__EXCERPTED PASSAGE__:
╔══
Last week, Netflix (NASDAQ:NFLX) reported phenomenal growth in its earnings, free cash flow, and subscriber base for the second quarter of 2020. Clearly, the streaming video pioneer has been able to capitalize on stay-at-home orders and similar measures in the U.S. and abroad. Simply put, bored consumers have turned to Netflix to stay entertained.
Nevertheless, Netflix stock fell after the earnings release, reversing a big rally from the previous week. A weaker-than-expected Q3 forecast appears to have been the main reason for investors' disappointment. Let's take a look at what this means for Netflix stock moving forward.
Stellar results but weaker guidance
It didn't take long for the COVID-19 pandemic to deliver tangible benefits for Netflix in 2020. In the first quarter, Netflix grew its global paid streaming subscriber base by 15.77 million households: more than double the 7 million paid net additions it had originally expected.
This torrid growth continued last quarter. The paid streaming subscriber base grew by 10.09 million, easily beating management's guidance of 7.5 million paid net additions. As a result, quarterly revenue reached $6.15 billion: $100 million ahead of guidance. Furthermore, operating income surged 92% year over year to $1.36 billion. That was 26% ahead of Netflix's forecast. Lastly, Netflix generated record quarterly free cash flow of $899 million, as some planned spending was delayed due to the pandemic.
All of these metrics represent great news for Netflix. Most notably, the company added nearly 26 million subscribers globally in the first half of 2020, compared to 27.8 million in all of 2019.
Yet investors weren't satisfied. Netflix projected that net paid streaming subscriber additions will total just 2.5 million in the third quarter, down from 6.77 million a year ago. It also expects operating income to decline sequentially to $1.25 billion.
Accelerating growth vs. growth pulled forward
In the quarterly shareholder letter and during the company's subsequent earnings interview, Netflix executives indicated that slower projected subscriber growth in the second half of 2020 is the result of growth being pulled forward. At the most basic level, many of the people who would have signed up during 2020 did so early in the year.
Indeed, Netflix's subscriber growth was tracking in line with previous years through the first two months of 2020. Signups then exploded in March and April (during the peak of the lockdowns). The vast majority of Netflix's year-to-date subscriber growth came in those two months. Since May, growth has slowed to a crawl.
To the extent that Netflix really just pulled its growth forward, the stock could be vulnerable. Netflix shares have gained more than 50% year to date, launching the company's market cap to more than $220 billion.
╚══
Excerpts from a dataset:
╔══
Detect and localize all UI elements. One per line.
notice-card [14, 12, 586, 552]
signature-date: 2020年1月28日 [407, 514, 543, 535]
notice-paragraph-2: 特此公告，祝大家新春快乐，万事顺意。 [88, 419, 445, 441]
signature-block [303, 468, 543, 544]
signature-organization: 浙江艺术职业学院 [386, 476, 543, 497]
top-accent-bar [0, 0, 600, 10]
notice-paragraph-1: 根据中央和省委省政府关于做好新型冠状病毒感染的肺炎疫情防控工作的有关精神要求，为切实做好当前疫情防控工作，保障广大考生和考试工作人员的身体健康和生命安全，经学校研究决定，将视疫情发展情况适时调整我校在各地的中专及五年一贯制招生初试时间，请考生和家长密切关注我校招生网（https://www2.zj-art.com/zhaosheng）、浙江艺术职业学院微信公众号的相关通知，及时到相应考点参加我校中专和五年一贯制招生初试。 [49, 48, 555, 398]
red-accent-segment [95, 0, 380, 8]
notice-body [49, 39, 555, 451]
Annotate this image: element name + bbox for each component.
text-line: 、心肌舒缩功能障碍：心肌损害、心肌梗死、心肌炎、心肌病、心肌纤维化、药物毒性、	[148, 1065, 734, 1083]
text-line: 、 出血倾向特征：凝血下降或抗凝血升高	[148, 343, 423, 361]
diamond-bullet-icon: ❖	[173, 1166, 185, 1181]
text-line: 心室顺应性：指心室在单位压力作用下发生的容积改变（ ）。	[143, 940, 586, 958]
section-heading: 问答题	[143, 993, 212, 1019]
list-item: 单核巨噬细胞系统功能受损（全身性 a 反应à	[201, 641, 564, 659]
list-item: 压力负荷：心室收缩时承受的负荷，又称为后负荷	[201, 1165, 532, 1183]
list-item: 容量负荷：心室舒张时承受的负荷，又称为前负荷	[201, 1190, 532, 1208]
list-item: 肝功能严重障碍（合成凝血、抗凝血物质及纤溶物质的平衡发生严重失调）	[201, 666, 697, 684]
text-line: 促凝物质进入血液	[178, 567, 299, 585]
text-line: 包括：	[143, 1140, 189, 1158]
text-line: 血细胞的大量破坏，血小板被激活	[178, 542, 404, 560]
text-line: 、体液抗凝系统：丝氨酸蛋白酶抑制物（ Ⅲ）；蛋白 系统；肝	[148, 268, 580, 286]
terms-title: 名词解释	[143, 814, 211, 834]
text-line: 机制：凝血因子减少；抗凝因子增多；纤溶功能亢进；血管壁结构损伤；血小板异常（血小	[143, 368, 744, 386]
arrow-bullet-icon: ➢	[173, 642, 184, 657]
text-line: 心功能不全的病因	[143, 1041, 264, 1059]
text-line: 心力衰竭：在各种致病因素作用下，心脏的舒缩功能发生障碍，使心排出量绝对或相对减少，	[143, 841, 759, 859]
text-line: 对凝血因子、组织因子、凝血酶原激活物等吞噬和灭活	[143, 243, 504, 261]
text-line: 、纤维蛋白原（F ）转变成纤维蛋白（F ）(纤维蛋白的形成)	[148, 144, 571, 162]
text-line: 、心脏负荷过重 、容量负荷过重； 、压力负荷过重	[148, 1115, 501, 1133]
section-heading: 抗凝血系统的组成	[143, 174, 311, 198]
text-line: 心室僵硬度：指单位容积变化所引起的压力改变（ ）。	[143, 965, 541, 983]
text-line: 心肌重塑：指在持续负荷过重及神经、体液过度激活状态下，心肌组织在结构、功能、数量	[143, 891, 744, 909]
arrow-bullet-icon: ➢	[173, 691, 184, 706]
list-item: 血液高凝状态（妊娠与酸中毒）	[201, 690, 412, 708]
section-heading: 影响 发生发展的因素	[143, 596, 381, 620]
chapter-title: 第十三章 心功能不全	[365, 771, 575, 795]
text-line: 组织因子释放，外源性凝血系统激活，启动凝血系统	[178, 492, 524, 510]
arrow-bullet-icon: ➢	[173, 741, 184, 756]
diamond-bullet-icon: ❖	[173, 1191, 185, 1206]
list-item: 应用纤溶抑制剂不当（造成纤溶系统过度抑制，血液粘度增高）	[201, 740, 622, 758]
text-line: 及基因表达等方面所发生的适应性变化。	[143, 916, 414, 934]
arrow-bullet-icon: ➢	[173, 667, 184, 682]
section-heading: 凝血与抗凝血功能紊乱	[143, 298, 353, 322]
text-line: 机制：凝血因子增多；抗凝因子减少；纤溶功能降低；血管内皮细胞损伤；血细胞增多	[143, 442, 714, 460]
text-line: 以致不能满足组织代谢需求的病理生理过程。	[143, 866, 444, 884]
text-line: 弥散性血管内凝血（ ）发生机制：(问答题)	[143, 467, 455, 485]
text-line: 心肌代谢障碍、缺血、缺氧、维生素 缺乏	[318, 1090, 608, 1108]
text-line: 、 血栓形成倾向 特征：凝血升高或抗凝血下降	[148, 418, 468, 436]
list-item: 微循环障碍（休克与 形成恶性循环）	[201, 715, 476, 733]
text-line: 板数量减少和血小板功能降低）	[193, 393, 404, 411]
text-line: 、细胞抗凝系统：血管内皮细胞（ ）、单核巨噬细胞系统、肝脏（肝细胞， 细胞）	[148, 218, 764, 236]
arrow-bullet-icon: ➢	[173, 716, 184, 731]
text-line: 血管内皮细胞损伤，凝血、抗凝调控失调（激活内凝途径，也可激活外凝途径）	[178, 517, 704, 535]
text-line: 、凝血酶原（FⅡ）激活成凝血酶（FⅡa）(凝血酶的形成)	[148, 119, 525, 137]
╚══
__TASK DETAILS__: Write out everything in the Netflix earnings article from "Stellar results but" down to "to the pandemic.", keeping the wording unchanged. The listing above was drawn from a separate source.

__EXERCISE ANSWER__:
Stellar results but weaker guidance
It didn't take long for the COVID-19 pandemic to deliver tangible benefits for Netflix in 2020. In the first quarter, Netflix grew its global paid streaming subscriber base by 15.77 million households: more than double the 7 million paid net additions it had originally expected.
This torrid growth continued last quarter. The paid streaming subscriber base grew by 10.09 million, easily beating management's guidance of 7.5 million paid net additions. As a result, quarterly revenue reached $6.15 billion: $100 million ahead of guidance. Furthermore, operating income surged 92% year over year to $1.36 billion. That was 26% ahead of Netflix's forecast. Lastly, Netflix generated record quarterly free cash flow of $899 million, as some planned spending was delayed due to the pandemic.